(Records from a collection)
──────────────────────────────
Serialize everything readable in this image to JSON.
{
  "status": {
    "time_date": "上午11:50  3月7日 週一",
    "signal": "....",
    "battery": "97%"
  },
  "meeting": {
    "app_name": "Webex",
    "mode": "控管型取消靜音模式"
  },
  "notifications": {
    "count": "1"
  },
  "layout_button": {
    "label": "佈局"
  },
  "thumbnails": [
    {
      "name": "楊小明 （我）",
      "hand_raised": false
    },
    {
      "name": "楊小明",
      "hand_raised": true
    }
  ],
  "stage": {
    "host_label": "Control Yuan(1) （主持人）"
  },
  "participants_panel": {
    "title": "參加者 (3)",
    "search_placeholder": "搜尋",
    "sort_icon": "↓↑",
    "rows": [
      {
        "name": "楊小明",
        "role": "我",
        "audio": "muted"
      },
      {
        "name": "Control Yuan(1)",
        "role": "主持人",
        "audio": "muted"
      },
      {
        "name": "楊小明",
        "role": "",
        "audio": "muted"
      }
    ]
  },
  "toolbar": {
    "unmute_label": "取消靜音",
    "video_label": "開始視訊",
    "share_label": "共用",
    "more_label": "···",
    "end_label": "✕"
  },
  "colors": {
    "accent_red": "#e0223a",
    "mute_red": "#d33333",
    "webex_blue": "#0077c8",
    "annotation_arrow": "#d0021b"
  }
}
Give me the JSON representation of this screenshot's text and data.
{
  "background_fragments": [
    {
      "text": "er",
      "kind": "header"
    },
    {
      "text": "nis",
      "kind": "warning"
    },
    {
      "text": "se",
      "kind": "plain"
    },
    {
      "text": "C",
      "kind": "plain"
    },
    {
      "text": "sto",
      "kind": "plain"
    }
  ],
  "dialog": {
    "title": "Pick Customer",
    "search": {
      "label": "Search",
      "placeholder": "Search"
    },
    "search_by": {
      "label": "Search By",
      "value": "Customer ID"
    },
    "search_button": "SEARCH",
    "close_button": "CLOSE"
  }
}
──────────────────────────────
Written instruction:
Write the whole listing out again. Keep every line exactly as it is.

Answer to the problem:
Serialize everything readable in this image to JSON.
{
  "status": {
    "time_date": "上午11:50  3月7日 週一",
    "signal": "....",
    "battery": "97%"
  },
  "meeting": {
    "app_name": "Webex",
    "mode": "控管型取消靜音模式"
  },
  "notifications": {
    "count": "1"
  },
  "layout_button": {
    "label": "佈局"
  },
  "thumbnails": [
    {
      "name": "楊小明 （我）",
      "hand_raised": false
    },
    {
      "name": "楊小明",
      "hand_raised": true
    }
  ],
  "stage": {
    "host_label": "Control Yuan(1) （主持人）"
  },
  "participants_panel": {
    "title": "參加者 (3)",
    "search_placeholder": "搜尋",
    "sort_icon": "↓↑",
    "rows": [
      {
        "name": "楊小明",
        "role": "我",
        "audio": "muted"
      },
      {
        "name": "Control Yuan(1)",
        "role": "主持人",
        "audio": "muted"
      },
      {
        "name": "楊小明",
        "role": "",
        "audio": "muted"
      }
    ]
  },
  "toolbar": {
    "unmute_label": "取消靜音",
    "video_label": "開始視訊",
    "share_label": "共用",
    "more_label": "···",
    "end_label": "✕"
  },
  "colors": {
    "accent_red": "#e0223a",
    "mute_red": "#d33333",
    "webex_blue": "#0077c8",
    "annotation_arrow": "#d0021b"
  }
}
Give me the JSON representation of this screenshot's text and data.
{
  "background_fragments": [
    {
      "text": "er",
      "kind": "header"
    },
    {
      "text": "nis",
      "kind": "warning"
    },
    {
      "text": "se",
      "kind": "plain"
    },
    {
      "text": "C",
      "kind": "plain"
    },
    {
      "text": "sto",
      "kind": "plain"
    }
  ],
  "dialog": {
    "title": "Pick Customer",
    "search": {
      "label": "Search",
      "placeholder": "Search"
    },
    "search_by": {
      "label": "Search By",
      "value": "Customer ID"
    },
    "search_button": "SEARCH",
    "close_button": "CLOSE"
  }
}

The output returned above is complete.